Given request: Return each line of the data below verbatim; pictures are to be left out.

Dataset records:
########

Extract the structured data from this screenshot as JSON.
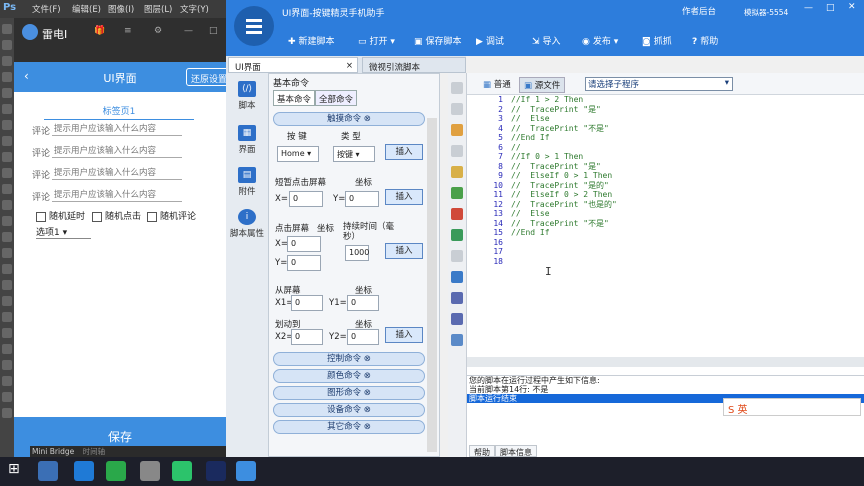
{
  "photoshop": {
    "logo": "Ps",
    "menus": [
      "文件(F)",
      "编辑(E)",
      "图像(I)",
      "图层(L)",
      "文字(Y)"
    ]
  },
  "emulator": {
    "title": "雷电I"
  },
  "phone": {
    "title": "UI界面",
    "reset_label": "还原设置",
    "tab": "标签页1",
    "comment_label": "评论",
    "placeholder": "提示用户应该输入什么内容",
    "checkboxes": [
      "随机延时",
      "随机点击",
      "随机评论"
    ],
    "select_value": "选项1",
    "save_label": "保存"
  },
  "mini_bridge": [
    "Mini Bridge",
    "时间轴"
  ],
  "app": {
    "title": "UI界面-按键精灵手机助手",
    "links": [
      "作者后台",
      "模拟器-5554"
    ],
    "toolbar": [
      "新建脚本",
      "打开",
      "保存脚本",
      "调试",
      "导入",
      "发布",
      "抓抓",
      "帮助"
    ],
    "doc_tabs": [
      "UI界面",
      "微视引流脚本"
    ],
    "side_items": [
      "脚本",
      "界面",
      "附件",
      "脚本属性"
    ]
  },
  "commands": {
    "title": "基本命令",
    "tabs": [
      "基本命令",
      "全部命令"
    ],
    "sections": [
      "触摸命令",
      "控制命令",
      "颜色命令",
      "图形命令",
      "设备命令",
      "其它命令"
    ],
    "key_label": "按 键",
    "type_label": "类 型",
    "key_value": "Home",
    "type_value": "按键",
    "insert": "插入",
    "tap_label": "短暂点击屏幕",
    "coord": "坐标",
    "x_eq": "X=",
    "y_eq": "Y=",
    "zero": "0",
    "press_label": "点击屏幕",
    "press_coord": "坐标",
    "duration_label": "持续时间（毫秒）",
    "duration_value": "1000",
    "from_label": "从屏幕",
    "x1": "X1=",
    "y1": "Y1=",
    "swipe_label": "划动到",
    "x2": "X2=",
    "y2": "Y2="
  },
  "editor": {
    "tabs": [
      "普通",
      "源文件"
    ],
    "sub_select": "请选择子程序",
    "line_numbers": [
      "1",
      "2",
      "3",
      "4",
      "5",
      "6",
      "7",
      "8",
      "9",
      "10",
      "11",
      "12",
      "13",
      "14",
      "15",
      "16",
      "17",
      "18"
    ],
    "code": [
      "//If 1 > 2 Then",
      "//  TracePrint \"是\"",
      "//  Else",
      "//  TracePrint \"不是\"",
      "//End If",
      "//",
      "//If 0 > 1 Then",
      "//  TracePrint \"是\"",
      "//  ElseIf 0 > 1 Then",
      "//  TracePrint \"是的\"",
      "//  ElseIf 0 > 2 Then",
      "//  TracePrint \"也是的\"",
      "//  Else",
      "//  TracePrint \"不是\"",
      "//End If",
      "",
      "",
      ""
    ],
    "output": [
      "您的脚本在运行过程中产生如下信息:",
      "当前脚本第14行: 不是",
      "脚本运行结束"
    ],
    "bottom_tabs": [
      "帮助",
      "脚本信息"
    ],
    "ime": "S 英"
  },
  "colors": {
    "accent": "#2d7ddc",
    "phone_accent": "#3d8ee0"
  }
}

########

Written answer:
Extract the structured data from this screenshot as JSON.
{
  "photoshop": {
    "logo": "Ps",
    "menus": [
      "文件(F)",
      "编辑(E)",
      "图像(I)",
      "图层(L)",
      "文字(Y)"
    ]
  },
  "emulator": {
    "title": "雷电I"
  },
  "phone": {
    "title": "UI界面",
    "reset_label": "还原设置",
    "tab": "标签页1",
    "comment_label": "评论",
    "placeholder": "提示用户应该输入什么内容",
    "checkboxes": [
      "随机延时",
      "随机点击",
      "随机评论"
    ],
    "select_value": "选项1",
    "save_label": "保存"
  },
  "mini_bridge": [
    "Mini Bridge",
    "时间轴"
  ],
  "app": {
    "title": "UI界面-按键精灵手机助手",
    "links": [
      "作者后台",
      "模拟器-5554"
    ],
    "toolbar": [
      "新建脚本",
      "打开",
      "保存脚本",
      "调试",
      "导入",
      "发布",
      "抓抓",
      "帮助"
    ],
    "doc_tabs": [
      "UI界面",
      "微视引流脚本"
    ],
    "side_items": [
      "脚本",
      "界面",
      "附件",
      "脚本属性"
    ]
  },
  "commands": {
    "title": "基本命令",
    "tabs": [
      "基本命令",
      "全部命令"
    ],
    "sections": [
      "触摸命令",
      "控制命令",
      "颜色命令",
      "图形命令",
      "设备命令",
      "其它命令"
    ],
    "key_label": "按 键",
    "type_label": "类 型",
    "key_value": "Home",
    "type_value": "按键",
    "insert": "插入",
    "tap_label": "短暂点击屏幕",
    "coord": "坐标",
    "x_eq": "X=",
    "y_eq": "Y=",
    "zero": "0",
    "press_label": "点击屏幕",
    "press_coord": "坐标",
    "duration_label": "持续时间（毫秒）",
    "duration_value": "1000",
    "from_label": "从屏幕",
    "x1": "X1=",
    "y1": "Y1=",
    "swipe_label": "划动到",
    "x2": "X2=",
    "y2": "Y2="
  },
  "editor": {
    "tabs": [
      "普通",
      "源文件"
    ],
    "sub_select": "请选择子程序",
    "line_numbers": [
      "1",
      "2",
      "3",
      "4",
      "5",
      "6",
      "7",
      "8",
      "9",
      "10",
      "11",
      "12",
      "13",
      "14",
      "15",
      "16",
      "17",
      "18"
    ],
    "code": [
      "//If 1 > 2 Then",
      "//  TracePrint \"是\"",
      "//  Else",
      "//  TracePrint \"不是\"",
      "//End If",
      "//",
      "//If 0 > 1 Then",
      "//  TracePrint \"是\"",
      "//  ElseIf 0 > 1 Then",
      "//  TracePrint \"是的\"",
      "//  ElseIf 0 > 2 Then",
      "//  TracePrint \"也是的\"",
      "//  Else",
      "//  TracePrint \"不是\"",
      "//End If",
      "",
      "",
      ""
    ],
    "output": [
      "您的脚本在运行过程中产生如下信息:",
      "当前脚本第14行: 不是",
      "脚本运行结束"
    ],
    "bottom_tabs": [
      "帮助",
      "脚本信息"
    ],
    "ime": "S 英"
  },
  "colors": {
    "accent": "#2d7ddc",
    "phone_accent": "#3d8ee0"
  }
}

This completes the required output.